Figure contents as structured data:
* BEGIN *

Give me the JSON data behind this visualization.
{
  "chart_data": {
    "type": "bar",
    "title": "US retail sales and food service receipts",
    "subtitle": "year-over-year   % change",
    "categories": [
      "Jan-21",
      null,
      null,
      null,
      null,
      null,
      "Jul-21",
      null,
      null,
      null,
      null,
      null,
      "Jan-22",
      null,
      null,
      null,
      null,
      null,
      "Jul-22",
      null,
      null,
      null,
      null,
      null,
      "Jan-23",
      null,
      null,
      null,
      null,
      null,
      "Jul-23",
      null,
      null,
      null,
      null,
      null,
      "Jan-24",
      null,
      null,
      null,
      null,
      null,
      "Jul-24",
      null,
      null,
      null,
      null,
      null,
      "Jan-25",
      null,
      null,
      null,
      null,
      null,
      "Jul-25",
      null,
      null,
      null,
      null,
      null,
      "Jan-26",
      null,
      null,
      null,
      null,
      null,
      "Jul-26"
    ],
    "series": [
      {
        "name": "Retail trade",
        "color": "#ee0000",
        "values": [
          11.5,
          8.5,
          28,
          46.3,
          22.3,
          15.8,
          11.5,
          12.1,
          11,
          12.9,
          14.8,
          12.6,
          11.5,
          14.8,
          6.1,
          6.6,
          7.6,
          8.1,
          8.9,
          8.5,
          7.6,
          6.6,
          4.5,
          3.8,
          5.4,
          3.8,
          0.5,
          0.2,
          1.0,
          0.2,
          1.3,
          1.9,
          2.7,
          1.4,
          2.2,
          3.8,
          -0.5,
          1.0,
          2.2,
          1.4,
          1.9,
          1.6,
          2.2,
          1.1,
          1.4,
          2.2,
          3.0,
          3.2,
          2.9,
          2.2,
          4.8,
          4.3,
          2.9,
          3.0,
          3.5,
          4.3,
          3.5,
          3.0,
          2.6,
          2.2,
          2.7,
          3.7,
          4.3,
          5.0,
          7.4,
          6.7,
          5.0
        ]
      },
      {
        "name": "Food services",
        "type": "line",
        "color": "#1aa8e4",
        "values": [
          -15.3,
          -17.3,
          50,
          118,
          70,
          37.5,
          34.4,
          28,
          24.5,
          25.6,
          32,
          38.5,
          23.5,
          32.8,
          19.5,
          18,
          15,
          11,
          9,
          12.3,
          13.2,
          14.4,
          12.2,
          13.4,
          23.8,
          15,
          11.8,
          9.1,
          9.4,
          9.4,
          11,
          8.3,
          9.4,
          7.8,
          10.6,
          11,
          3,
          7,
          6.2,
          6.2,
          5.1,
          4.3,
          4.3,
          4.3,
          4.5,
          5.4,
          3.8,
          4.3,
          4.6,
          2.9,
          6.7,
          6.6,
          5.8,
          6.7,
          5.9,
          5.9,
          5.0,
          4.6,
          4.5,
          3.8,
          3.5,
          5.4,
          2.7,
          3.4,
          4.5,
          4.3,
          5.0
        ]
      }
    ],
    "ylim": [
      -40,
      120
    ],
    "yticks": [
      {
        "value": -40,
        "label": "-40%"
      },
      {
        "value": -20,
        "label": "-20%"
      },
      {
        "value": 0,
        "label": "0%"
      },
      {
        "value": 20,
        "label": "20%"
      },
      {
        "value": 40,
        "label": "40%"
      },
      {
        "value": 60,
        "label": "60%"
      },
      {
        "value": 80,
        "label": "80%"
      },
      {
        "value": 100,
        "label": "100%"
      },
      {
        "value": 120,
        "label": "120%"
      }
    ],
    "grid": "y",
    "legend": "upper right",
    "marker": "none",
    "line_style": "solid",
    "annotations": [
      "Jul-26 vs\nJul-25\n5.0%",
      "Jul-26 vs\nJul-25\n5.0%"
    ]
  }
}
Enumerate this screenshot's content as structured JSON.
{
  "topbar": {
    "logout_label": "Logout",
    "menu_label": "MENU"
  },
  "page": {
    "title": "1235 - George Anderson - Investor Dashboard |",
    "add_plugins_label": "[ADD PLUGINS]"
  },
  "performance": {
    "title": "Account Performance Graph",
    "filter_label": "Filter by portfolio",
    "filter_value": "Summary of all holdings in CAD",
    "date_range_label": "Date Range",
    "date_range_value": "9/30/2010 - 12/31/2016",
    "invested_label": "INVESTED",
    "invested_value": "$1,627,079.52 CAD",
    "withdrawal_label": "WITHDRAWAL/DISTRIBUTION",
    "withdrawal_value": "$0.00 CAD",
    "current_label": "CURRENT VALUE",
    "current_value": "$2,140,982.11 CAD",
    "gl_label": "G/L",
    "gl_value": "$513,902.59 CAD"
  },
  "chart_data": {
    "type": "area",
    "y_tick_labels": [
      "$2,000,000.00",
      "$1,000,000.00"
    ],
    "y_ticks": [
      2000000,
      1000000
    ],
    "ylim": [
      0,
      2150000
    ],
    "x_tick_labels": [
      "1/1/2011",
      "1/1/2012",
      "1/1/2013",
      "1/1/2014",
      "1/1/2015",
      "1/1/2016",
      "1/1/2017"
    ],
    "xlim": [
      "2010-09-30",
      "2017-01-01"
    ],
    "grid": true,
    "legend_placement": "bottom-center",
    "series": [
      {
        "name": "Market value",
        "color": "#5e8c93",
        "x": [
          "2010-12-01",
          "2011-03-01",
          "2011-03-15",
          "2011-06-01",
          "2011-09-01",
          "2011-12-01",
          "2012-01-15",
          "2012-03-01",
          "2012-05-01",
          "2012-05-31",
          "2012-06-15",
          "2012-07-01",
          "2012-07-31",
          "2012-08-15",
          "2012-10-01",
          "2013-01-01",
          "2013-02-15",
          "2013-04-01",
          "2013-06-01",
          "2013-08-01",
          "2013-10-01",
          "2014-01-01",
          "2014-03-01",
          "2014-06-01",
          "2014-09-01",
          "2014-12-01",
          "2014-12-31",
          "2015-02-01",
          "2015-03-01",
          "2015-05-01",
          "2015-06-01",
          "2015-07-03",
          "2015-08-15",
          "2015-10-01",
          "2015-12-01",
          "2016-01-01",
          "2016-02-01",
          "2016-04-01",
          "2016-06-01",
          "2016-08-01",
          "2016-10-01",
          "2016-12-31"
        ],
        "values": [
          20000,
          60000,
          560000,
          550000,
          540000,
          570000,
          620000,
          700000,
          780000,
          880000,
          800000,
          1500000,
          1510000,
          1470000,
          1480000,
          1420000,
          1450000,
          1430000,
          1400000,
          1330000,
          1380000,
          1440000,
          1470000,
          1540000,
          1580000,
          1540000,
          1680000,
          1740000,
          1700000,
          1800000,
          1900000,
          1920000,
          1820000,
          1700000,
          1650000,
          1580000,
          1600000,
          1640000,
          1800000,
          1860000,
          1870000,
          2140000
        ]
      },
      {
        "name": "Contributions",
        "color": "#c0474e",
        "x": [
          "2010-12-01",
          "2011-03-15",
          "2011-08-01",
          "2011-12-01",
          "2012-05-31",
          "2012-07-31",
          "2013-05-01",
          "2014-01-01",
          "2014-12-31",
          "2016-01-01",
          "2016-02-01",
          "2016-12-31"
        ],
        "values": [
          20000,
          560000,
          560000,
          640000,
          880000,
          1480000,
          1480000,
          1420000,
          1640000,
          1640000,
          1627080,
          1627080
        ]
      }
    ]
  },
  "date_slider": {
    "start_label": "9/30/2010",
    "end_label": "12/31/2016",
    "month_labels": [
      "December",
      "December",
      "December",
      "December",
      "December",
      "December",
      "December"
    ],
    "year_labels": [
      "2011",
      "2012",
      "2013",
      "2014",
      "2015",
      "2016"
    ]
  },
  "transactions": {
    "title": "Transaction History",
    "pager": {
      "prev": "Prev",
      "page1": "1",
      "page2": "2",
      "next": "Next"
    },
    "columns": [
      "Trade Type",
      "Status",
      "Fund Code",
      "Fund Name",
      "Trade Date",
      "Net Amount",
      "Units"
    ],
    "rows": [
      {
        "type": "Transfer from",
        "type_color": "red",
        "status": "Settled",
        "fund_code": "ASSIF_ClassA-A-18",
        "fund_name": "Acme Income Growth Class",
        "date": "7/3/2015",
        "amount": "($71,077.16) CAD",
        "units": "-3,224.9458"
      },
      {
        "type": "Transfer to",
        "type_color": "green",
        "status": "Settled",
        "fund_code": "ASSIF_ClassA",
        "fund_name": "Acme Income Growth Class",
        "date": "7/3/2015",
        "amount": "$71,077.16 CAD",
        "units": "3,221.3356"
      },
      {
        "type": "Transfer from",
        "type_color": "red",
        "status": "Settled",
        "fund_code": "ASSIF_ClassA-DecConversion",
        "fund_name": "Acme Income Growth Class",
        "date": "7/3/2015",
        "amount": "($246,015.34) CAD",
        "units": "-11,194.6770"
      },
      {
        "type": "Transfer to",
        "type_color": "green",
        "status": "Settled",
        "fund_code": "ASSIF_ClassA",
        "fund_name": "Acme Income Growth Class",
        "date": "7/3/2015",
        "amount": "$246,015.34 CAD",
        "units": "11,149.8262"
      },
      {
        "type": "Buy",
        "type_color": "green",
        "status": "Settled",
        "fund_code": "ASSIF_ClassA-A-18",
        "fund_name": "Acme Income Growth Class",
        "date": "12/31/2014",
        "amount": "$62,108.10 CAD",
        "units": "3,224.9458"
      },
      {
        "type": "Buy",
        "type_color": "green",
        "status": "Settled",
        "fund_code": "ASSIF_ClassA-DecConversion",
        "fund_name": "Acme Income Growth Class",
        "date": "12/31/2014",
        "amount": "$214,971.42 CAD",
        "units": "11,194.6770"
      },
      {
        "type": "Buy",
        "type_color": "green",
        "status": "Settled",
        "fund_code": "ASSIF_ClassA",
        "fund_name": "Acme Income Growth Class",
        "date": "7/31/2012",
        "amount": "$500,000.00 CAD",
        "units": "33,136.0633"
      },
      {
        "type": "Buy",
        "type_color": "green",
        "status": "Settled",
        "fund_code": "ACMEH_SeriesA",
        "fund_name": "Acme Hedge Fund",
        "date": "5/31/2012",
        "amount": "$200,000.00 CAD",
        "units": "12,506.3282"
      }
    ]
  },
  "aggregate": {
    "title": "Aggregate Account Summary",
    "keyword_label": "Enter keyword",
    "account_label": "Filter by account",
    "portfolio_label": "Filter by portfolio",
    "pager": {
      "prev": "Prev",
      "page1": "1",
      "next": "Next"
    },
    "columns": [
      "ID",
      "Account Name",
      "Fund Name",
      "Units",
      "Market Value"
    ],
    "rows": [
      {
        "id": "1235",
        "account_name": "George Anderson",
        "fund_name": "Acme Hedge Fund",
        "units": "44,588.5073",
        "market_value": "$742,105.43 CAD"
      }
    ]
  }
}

* END *
* BEGIN *

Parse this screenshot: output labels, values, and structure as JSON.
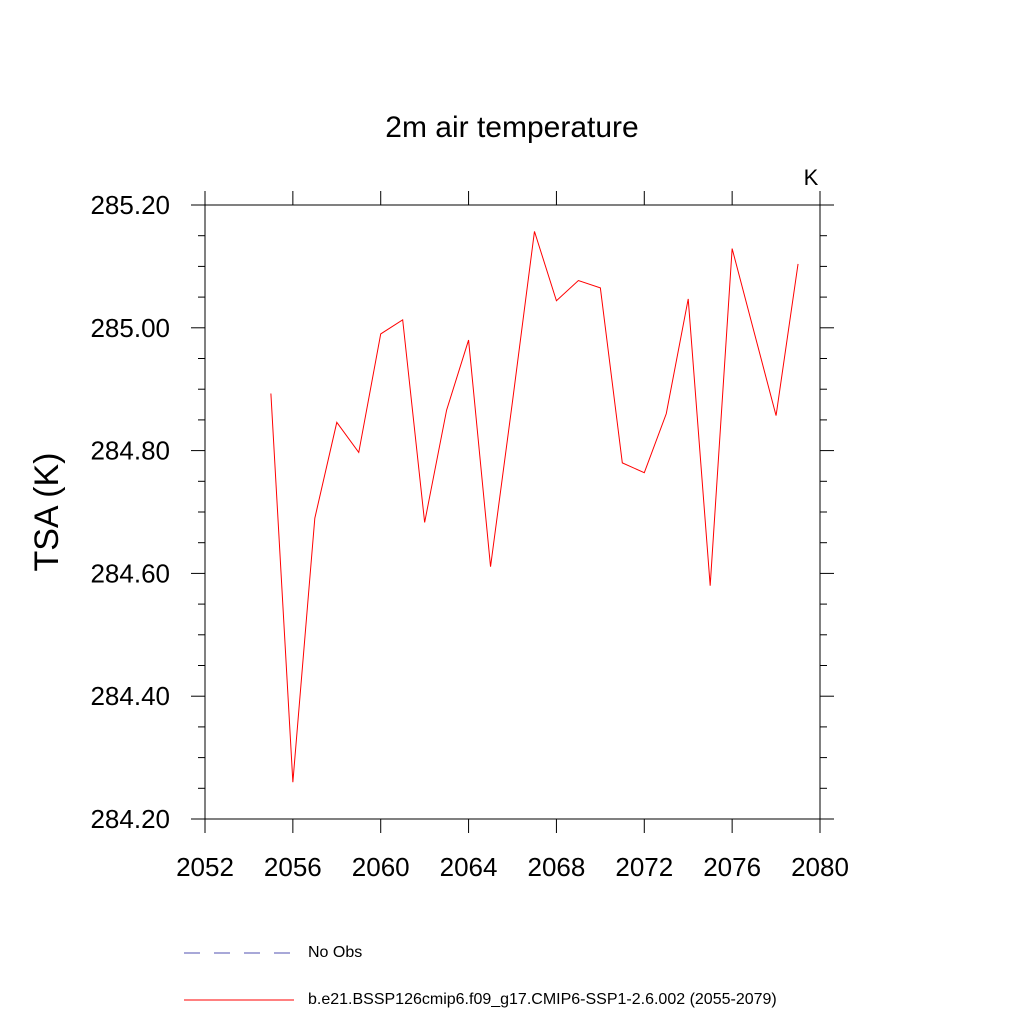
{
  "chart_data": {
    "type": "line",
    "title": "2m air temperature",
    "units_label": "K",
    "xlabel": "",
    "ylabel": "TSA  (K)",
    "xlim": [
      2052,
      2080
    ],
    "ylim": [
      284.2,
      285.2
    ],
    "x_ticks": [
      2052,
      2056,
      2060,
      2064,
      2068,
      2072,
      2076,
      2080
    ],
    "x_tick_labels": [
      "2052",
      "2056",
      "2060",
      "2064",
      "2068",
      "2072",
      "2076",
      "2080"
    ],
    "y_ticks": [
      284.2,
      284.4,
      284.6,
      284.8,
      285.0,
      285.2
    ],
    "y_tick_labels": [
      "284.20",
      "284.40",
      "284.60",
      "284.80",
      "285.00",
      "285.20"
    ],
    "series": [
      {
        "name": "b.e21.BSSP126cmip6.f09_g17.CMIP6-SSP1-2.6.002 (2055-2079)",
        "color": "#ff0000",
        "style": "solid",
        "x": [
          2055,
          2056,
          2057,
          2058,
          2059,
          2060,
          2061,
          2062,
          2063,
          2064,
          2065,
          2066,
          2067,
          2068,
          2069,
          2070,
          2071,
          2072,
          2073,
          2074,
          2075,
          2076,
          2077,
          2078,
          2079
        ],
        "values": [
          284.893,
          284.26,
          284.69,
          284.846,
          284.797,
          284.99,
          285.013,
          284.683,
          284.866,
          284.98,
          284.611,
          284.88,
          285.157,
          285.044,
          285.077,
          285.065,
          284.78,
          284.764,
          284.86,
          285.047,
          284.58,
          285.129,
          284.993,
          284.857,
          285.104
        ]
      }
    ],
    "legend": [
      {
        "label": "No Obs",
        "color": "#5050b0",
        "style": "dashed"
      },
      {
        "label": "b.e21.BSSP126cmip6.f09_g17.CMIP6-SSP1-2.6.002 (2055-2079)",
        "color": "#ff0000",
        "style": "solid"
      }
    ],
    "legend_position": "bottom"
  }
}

* END *
* BEGIN *

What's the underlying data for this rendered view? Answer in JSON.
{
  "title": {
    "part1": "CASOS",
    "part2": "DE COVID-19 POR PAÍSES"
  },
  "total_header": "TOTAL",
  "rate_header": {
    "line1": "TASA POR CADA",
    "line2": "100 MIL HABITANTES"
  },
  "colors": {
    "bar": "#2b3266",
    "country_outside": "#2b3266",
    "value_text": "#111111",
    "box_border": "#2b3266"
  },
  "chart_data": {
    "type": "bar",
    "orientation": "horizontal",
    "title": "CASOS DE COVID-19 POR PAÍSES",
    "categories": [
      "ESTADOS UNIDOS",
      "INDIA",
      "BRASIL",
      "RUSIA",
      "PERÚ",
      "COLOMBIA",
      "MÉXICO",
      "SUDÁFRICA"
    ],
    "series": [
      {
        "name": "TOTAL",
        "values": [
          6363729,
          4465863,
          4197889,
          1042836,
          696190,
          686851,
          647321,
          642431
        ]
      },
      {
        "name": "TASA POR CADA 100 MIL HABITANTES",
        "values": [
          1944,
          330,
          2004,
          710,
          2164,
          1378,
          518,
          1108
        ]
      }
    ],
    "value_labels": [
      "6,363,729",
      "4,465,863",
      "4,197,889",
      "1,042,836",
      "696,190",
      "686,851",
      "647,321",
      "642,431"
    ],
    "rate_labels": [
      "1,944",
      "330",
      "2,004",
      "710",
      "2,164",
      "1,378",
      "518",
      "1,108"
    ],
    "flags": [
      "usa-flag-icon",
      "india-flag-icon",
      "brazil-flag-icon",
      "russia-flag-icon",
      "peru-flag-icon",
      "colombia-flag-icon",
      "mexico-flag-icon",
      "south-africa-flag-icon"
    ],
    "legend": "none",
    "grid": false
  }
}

* END *

**What the exercise asks**.
List every line in the records above that contains the word "George".

**Written response**.
    "title": "1235 - George Anderson - Investor Dashboard |",
        "account_name": "George Anderson",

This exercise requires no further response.